▶ _PROVIDED MATERIAL_
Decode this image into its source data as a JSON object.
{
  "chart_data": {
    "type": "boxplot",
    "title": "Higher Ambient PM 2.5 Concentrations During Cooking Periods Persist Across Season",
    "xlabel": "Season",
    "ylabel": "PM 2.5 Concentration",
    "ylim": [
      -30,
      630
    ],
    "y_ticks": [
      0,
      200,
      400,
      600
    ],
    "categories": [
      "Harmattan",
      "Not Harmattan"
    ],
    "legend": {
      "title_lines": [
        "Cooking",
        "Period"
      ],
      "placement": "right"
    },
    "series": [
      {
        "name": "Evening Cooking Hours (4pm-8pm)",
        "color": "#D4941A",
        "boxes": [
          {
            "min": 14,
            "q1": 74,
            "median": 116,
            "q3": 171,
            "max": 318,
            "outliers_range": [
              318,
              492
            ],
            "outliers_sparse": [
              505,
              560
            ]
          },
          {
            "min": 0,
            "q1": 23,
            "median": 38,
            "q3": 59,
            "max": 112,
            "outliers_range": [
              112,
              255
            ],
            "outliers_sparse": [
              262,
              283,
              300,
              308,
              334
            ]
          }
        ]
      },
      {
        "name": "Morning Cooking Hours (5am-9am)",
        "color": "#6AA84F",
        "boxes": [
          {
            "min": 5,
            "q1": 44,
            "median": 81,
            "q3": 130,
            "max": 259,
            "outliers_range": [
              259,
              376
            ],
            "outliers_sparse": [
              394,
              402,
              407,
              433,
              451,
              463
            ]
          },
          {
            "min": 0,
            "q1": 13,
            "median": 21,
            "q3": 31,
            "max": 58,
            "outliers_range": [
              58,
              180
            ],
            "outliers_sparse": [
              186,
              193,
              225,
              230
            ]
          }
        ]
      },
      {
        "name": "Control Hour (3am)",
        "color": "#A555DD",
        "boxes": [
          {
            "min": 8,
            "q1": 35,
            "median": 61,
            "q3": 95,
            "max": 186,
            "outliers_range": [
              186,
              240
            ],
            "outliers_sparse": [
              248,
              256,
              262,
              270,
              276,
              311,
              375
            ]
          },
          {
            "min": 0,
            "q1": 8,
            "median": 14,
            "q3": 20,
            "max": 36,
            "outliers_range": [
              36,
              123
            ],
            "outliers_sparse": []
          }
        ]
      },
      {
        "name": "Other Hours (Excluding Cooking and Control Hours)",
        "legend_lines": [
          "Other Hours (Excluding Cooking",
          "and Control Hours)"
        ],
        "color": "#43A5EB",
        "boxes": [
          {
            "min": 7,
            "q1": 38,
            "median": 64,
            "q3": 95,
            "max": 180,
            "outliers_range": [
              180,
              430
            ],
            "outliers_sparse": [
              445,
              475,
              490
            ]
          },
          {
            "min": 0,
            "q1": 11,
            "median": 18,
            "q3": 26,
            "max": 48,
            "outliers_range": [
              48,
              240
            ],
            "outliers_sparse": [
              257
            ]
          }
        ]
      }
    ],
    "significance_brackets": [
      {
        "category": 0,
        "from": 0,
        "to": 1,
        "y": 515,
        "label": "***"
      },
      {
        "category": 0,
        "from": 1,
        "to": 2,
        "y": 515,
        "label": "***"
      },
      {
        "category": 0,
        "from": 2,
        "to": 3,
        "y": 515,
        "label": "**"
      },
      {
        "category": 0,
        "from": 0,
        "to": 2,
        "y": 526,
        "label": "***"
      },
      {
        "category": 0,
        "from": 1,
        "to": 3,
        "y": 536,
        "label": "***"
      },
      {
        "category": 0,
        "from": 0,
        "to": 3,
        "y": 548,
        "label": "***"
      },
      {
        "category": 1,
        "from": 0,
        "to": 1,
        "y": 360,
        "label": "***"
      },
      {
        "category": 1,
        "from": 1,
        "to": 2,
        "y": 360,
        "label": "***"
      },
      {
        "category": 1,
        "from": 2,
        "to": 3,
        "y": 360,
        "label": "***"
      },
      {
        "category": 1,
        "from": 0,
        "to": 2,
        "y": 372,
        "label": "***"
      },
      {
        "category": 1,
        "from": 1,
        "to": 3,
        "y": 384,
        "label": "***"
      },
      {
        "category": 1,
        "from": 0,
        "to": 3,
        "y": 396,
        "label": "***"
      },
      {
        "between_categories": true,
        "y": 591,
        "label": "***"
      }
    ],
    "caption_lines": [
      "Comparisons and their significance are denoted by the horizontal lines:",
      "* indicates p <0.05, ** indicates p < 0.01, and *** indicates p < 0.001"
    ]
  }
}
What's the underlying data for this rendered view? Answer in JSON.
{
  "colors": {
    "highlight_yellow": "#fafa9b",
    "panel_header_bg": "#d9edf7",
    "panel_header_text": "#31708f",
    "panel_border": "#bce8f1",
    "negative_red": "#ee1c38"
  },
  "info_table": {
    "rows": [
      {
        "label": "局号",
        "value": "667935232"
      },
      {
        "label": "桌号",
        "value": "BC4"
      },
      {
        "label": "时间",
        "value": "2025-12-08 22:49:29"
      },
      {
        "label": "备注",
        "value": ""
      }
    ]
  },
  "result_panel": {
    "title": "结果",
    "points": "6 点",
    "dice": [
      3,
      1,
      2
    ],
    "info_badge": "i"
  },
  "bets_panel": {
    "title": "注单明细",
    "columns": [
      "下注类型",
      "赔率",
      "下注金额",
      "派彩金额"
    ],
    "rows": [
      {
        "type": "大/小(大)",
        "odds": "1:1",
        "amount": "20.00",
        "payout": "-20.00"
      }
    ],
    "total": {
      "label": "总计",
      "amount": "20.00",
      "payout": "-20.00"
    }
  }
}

▶ _GIVEN REQUEST_
Recopy the whole listing exactly.

▶ _WRITTEN RESPONSE_
Decode this image into its source data as a JSON object.
{
  "chart_data": {
    "type": "boxplot",
    "title": "Higher Ambient PM 2.5 Concentrations During Cooking Periods Persist Across Season",
    "xlabel": "Season",
    "ylabel": "PM 2.5 Concentration",
    "ylim": [
      -30,
      630
    ],
    "y_ticks": [
      0,
      200,
      400,
      600
    ],
    "categories": [
      "Harmattan",
      "Not Harmattan"
    ],
    "legend": {
      "title_lines": [
        "Cooking",
        "Period"
      ],
      "placement": "right"
    },
    "series": [
      {
        "name": "Evening Cooking Hours (4pm-8pm)",
        "color": "#D4941A",
        "boxes": [
          {
            "min": 14,
            "q1": 74,
            "median": 116,
            "q3": 171,
            "max": 318,
            "outliers_range": [
              318,
              492
            ],
            "outliers_sparse": [
              505,
              560
            ]
          },
          {
            "min": 0,
            "q1": 23,
            "median": 38,
            "q3": 59,
            "max": 112,
            "outliers_range": [
              112,
              255
            ],
            "outliers_sparse": [
              262,
              283,
              300,
              308,
              334
            ]
          }
        ]
      },
      {
        "name": "Morning Cooking Hours (5am-9am)",
        "color": "#6AA84F",
        "boxes": [
          {
            "min": 5,
            "q1": 44,
            "median": 81,
            "q3": 130,
            "max": 259,
            "outliers_range": [
              259,
              376
            ],
            "outliers_sparse": [
              394,
              402,
              407,
              433,
              451,
              463
            ]
          },
          {
            "min": 0,
            "q1": 13,
            "median": 21,
            "q3": 31,
            "max": 58,
            "outliers_range": [
              58,
              180
            ],
            "outliers_sparse": [
              186,
              193,
              225,
              230
            ]
          }
        ]
      },
      {
        "name": "Control Hour (3am)",
        "color": "#A555DD",
        "boxes": [
          {
            "min": 8,
            "q1": 35,
            "median": 61,
            "q3": 95,
            "max": 186,
            "outliers_range": [
              186,
              240
            ],
            "outliers_sparse": [
              248,
              256,
              262,
              270,
              276,
              311,
              375
            ]
          },
          {
            "min": 0,
            "q1": 8,
            "median": 14,
            "q3": 20,
            "max": 36,
            "outliers_range": [
              36,
              123
            ],
            "outliers_sparse": []
          }
        ]
      },
      {
        "name": "Other Hours (Excluding Cooking and Control Hours)",
        "legend_lines": [
          "Other Hours (Excluding Cooking",
          "and Control Hours)"
        ],
        "color": "#43A5EB",
        "boxes": [
          {
            "min": 7,
            "q1": 38,
            "median": 64,
            "q3": 95,
            "max": 180,
            "outliers_range": [
              180,
              430
            ],
            "outliers_sparse": [
              445,
              475,
              490
            ]
          },
          {
            "min": 0,
            "q1": 11,
            "median": 18,
            "q3": 26,
            "max": 48,
            "outliers_range": [
              48,
              240
            ],
            "outliers_sparse": [
              257
            ]
          }
        ]
      }
    ],
    "significance_brackets": [
      {
        "category": 0,
        "from": 0,
        "to": 1,
        "y": 515,
        "label": "***"
      },
      {
        "category": 0,
        "from": 1,
        "to": 2,
        "y": 515,
        "label": "***"
      },
      {
        "category": 0,
        "from": 2,
        "to": 3,
        "y": 515,
        "label": "**"
      },
      {
        "category": 0,
        "from": 0,
        "to": 2,
        "y": 526,
        "label": "***"
      },
      {
        "category": 0,
        "from": 1,
        "to": 3,
        "y": 536,
        "label": "***"
      },
      {
        "category": 0,
        "from": 0,
        "to": 3,
        "y": 548,
        "label": "***"
      },
      {
        "category": 1,
        "from": 0,
        "to": 1,
        "y": 360,
        "label": "***"
      },
      {
        "category": 1,
        "from": 1,
        "to": 2,
        "y": 360,
        "label": "***"
      },
      {
        "category": 1,
        "from": 2,
        "to": 3,
        "y": 360,
        "label": "***"
      },
      {
        "category": 1,
        "from": 0,
        "to": 2,
        "y": 372,
        "label": "***"
      },
      {
        "category": 1,
        "from": 1,
        "to": 3,
        "y": 384,
        "label": "***"
      },
      {
        "category": 1,
        "from": 0,
        "to": 3,
        "y": 396,
        "label": "***"
      },
      {
        "between_categories": true,
        "y": 591,
        "label": "***"
      }
    ],
    "caption_lines": [
      "Comparisons and their significance are denoted by the horizontal lines:",
      "* indicates p <0.05, ** indicates p < 0.01, and *** indicates p < 0.001"
    ]
  }
}
What's the underlying data for this rendered view? Answer in JSON.
{
  "colors": {
    "highlight_yellow": "#fafa9b",
    "panel_header_bg": "#d9edf7",
    "panel_header_text": "#31708f",
    "panel_border": "#bce8f1",
    "negative_red": "#ee1c38"
  },
  "info_table": {
    "rows": [
      {
        "label": "局号",
        "value": "667935232"
      },
      {
        "label": "桌号",
        "value": "BC4"
      },
      {
        "label": "时间",
        "value": "2025-12-08 22:49:29"
      },
      {
        "label": "备注",
        "value": ""
      }
    ]
  },
  "result_panel": {
    "title": "结果",
    "points": "6 点",
    "dice": [
      3,
      1,
      2
    ],
    "info_badge": "i"
  },
  "bets_panel": {
    "title": "注单明细",
    "columns": [
      "下注类型",
      "赔率",
      "下注金额",
      "派彩金额"
    ],
    "rows": [
      {
        "type": "大/小(大)",
        "odds": "1:1",
        "amount": "20.00",
        "payout": "-20.00"
      }
    ],
    "total": {
      "label": "总计",
      "amount": "20.00",
      "payout": "-20.00"
    }
  }
}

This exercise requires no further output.